(Stored data entries)
'''

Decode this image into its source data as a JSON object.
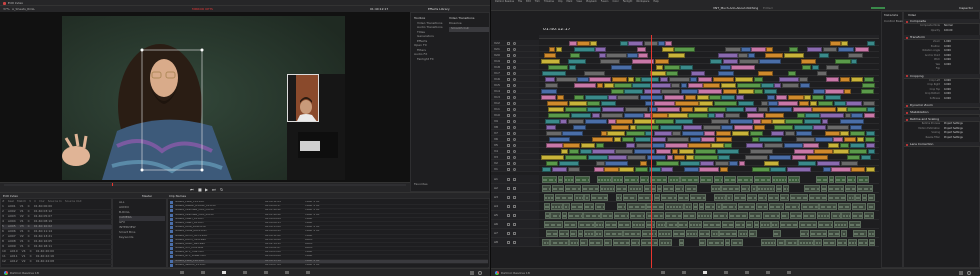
{
  "left_monitor": {
    "window_title": "Edit Index",
    "menu_items": [
      "File",
      "Edit",
      "Trim",
      "Timeline",
      "Clip",
      "Mark",
      "View",
      "Playback",
      "Fusion",
      "Color",
      "Fairlight",
      "Workspace",
      "Help"
    ],
    "viewer_title": "MIRROR OPTS",
    "viewer_zoom": "37%",
    "clip_name": "A_Sheets_ROLL",
    "timecode": "01:40:12:17",
    "effects_tab": "Effects Library",
    "toolbox": [
      "Toolbox",
      "Video Transitions",
      "Audio Transitions",
      "Titles",
      "Generators",
      "Effects",
      "Open FX",
      "Filters",
      "Audio FX",
      "Fairlight FX"
    ],
    "video_transitions_header": "Video Transitions",
    "transition_items": [
      "Dissolve",
      "Smooth Cut"
    ],
    "favorites": "Favorites",
    "edit_index_title": "Edit Index",
    "edit_index_columns": [
      "#",
      "Reel",
      "Match",
      "V",
      "C",
      "Dur",
      "Source In",
      "Source Out",
      "Record In",
      "Record Out",
      "Name"
    ],
    "edit_index_rows": [
      [
        "1",
        "A001",
        "V1",
        "C",
        "01:40:00:00"
      ],
      [
        "2",
        "A002",
        "V1",
        "C",
        "01:40:03:12"
      ],
      [
        "3",
        "A003",
        "V2",
        "C",
        "01:40:05:07"
      ],
      [
        "4",
        "A004",
        "V1",
        "C",
        "01:40:08:19"
      ],
      [
        "5",
        "A005",
        "V3",
        "C",
        "01:40:10:02"
      ],
      [
        "6",
        "A006",
        "V1",
        "C",
        "01:40:11:14"
      ],
      [
        "7",
        "A007",
        "V2",
        "C",
        "01:40:13:21"
      ],
      [
        "8",
        "A008",
        "V1",
        "C",
        "01:40:16:05"
      ],
      [
        "9",
        "A009",
        "V1",
        "C",
        "01:40:18:11"
      ],
      [
        "10",
        "A010",
        "V4",
        "C",
        "01:40:20:00"
      ],
      [
        "11",
        "A011",
        "V1",
        "C",
        "01:40:22:16"
      ],
      [
        "12",
        "A012",
        "V2",
        "C",
        "01:40:24:08"
      ]
    ],
    "bin_title": "Master",
    "bins": [
      "ALL",
      "AUDIO",
      "B-ROLL",
      "CAMERA",
      "GFX",
      "INTERVIEW",
      "Smart Bins",
      "Keywords"
    ],
    "clip_list_title": "Clip Names",
    "clip_rows": [
      [
        "Sheets_Plate_V01.R3D",
        "00:00:12:04",
        "Video + A1"
      ],
      [
        "Sheets_Master_B-ROLL_01.R3D",
        "00:00:08:17",
        "Video + A1"
      ],
      [
        "Sheets_Interview_CAM_A.R3D",
        "00:01:40:22",
        "Video + A1"
      ],
      [
        "Sheets_Interview_CAM_B.R3D",
        "00:01:40:22",
        "Video + A1"
      ],
      [
        "Sheets_Insert_01.R3D",
        "00:00:04:09",
        "Video"
      ],
      [
        "Sheets_Insert_02.R3D",
        "00:00:06:13",
        "Video"
      ],
      [
        "Sheets_Wide_ROLL.R3D",
        "00:00:15:00",
        "Video + A1"
      ],
      [
        "Sheets_Close_ROLL.R3D",
        "00:00:09:21",
        "Video + A1"
      ],
      [
        "Sheets_Mirror_OPTS.R3D",
        "00:00:11:02",
        "Video"
      ],
      [
        "Sheets_Room_Tone.wav",
        "00:00:30:00",
        "Audio"
      ],
      [
        "Sheets_Music_Bed.wav",
        "00:02:14:11",
        "Audio"
      ],
      [
        "Sheets_SFX_Door.wav",
        "00:00:02:07",
        "Audio"
      ],
      [
        "Sheets_GFX_Title.mov",
        "00:00:05:00",
        "Video"
      ],
      [
        "Sheets_GFX_Lower.mov",
        "00:00:04:00",
        "Video"
      ],
      [
        "Sheets_Plate_V02.R3D",
        "00:00:13:18",
        "Video + A1"
      ],
      [
        "Sheets_Selects_01.R3D",
        "00:00:07:09",
        "Video + A1"
      ]
    ],
    "app_name": "DaVinci Resolve 18"
  },
  "right_monitor": {
    "menu_items": [
      "DaVinci Resolve",
      "File",
      "Edit",
      "Trim",
      "Timeline",
      "Clip",
      "Mark",
      "View",
      "Playback",
      "Fusion",
      "Color",
      "Fairlight",
      "Workspace",
      "Help"
    ],
    "project_title": "VNT_Much-Ado-About-Nothing",
    "project_status": "Edited",
    "timecode": "01:40:12:17",
    "video_tracks": [
      "V22",
      "V21",
      "V20",
      "V19",
      "V18",
      "V17",
      "V16",
      "V15",
      "V14",
      "V13",
      "V12",
      "V11",
      "V10",
      "V9",
      "V8",
      "V7",
      "V6",
      "V5",
      "V4",
      "V3",
      "V2",
      "V1"
    ],
    "audio_tracks": [
      "A1",
      "A2",
      "A3",
      "A4",
      "A5",
      "A6",
      "A7",
      "A8"
    ],
    "inspector_tab": "Inspector",
    "inspector_sub": "Video",
    "inspector_sections": [
      {
        "label": "Composite",
        "fields": [
          [
            "Composite Mode",
            "Normal"
          ],
          [
            "Opacity",
            "100.00"
          ]
        ]
      },
      {
        "label": "Transform",
        "fields": [
          [
            "Zoom",
            "1.000"
          ],
          [
            "Position",
            "0.000"
          ],
          [
            "Rotation Angle",
            "0.000"
          ],
          [
            "Anchor Point",
            "0.000"
          ],
          [
            "Pitch",
            "0.000"
          ],
          [
            "Yaw",
            "0.000"
          ],
          [
            "Flip",
            ""
          ]
        ]
      },
      {
        "label": "Cropping",
        "fields": [
          [
            "Crop Left",
            "0.000"
          ],
          [
            "Crop Right",
            "0.000"
          ],
          [
            "Crop Top",
            "0.000"
          ],
          [
            "Crop Bottom",
            "0.000"
          ],
          [
            "Softness",
            "0.000"
          ]
        ]
      },
      {
        "label": "Dynamic Zoom",
        "fields": []
      },
      {
        "label": "Stabilization",
        "fields": []
      },
      {
        "label": "Retime and Scaling",
        "fields": [
          [
            "Retime Process",
            "Project Settings"
          ],
          [
            "Motion Estimation",
            "Project Settings"
          ],
          [
            "Scaling",
            "Project Settings"
          ],
          [
            "Resize Filter",
            "Project Settings"
          ]
        ]
      },
      {
        "label": "Lens Correction",
        "fields": []
      }
    ],
    "side_panel_title": "Metadata",
    "side_panel_item": "Control Basic",
    "app_name": "DaVinci Resolve 18"
  },
  "colors": {
    "clip_blue": "#4a6ea8",
    "clip_pink": "#c978a8",
    "clip_orange": "#d08a2c",
    "clip_yellow": "#c9b43a",
    "clip_green": "#5a9a4a",
    "clip_teal": "#3a8a8a",
    "clip_gray": "#6a6a6a",
    "clip_purple": "#8a6ab0",
    "playhead": "#e8352e",
    "accent_red": "#e03a3a"
  }
}
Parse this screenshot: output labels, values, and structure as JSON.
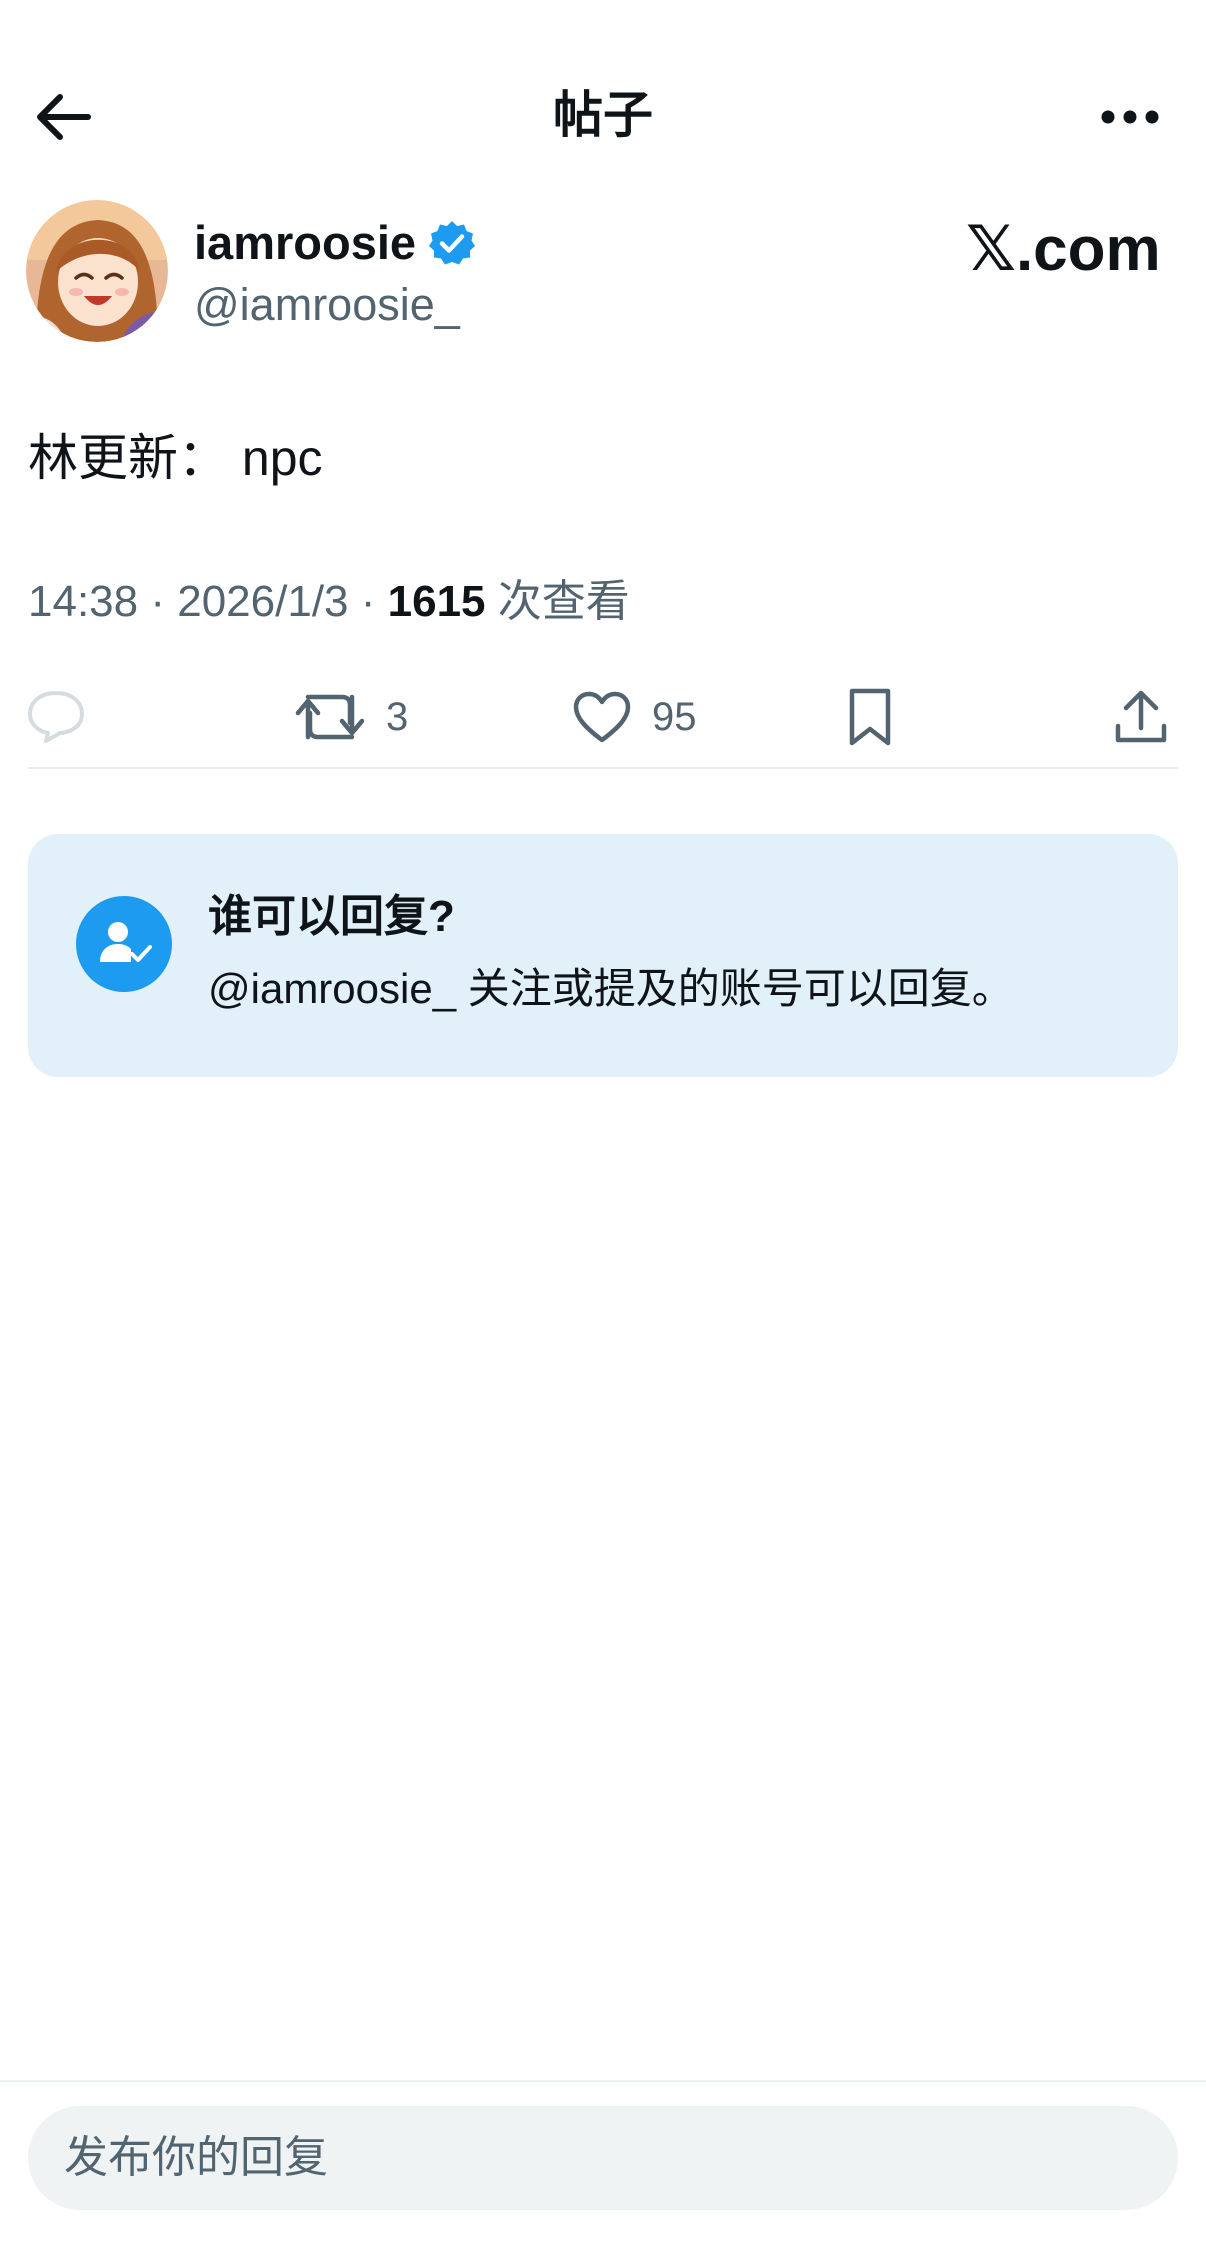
{
  "header": {
    "title": "帖子"
  },
  "author": {
    "display_name": "iamroosie",
    "handle": "@iamroosie_",
    "verified": true
  },
  "watermark": "𝕏.com",
  "post": {
    "text": "林更新： npc",
    "time": "14:38",
    "date": "2026/1/3",
    "separator": "·",
    "views_count": "1615",
    "views_label": "次查看"
  },
  "actions": {
    "reply_count": "",
    "retweet_count": "3",
    "like_count": "95"
  },
  "reply_restriction": {
    "title": "谁可以回复?",
    "description": "@iamroosie_ 关注或提及的账号可以回复。"
  },
  "composer": {
    "placeholder": "发布你的回复"
  },
  "colors": {
    "accent": "#1d9bf0",
    "muted": "#536471",
    "card_bg": "#e1f0f9"
  }
}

'''

*What you have to do*: Extract only the lines from the line containing "Parse this screenshot: output" through the final line of the listing above, unchanged; pictures stay out of the copy.

*Result*:
Parse this screenshot: output labels, values, and structure as JSON.
{
  "header": {
    "title": "帖子"
  },
  "author": {
    "display_name": "iamroosie",
    "handle": "@iamroosie_",
    "verified": true
  },
  "watermark": "𝕏.com",
  "post": {
    "text": "林更新： npc",
    "time": "14:38",
    "date": "2026/1/3",
    "separator": "·",
    "views_count": "1615",
    "views_label": "次查看"
  },
  "actions": {
    "reply_count": "",
    "retweet_count": "3",
    "like_count": "95"
  },
  "reply_restriction": {
    "title": "谁可以回复?",
    "description": "@iamroosie_ 关注或提及的账号可以回复。"
  },
  "composer": {
    "placeholder": "发布你的回复"
  },
  "colors": {
    "accent": "#1d9bf0",
    "muted": "#536471",
    "card_bg": "#e1f0f9"
  }
}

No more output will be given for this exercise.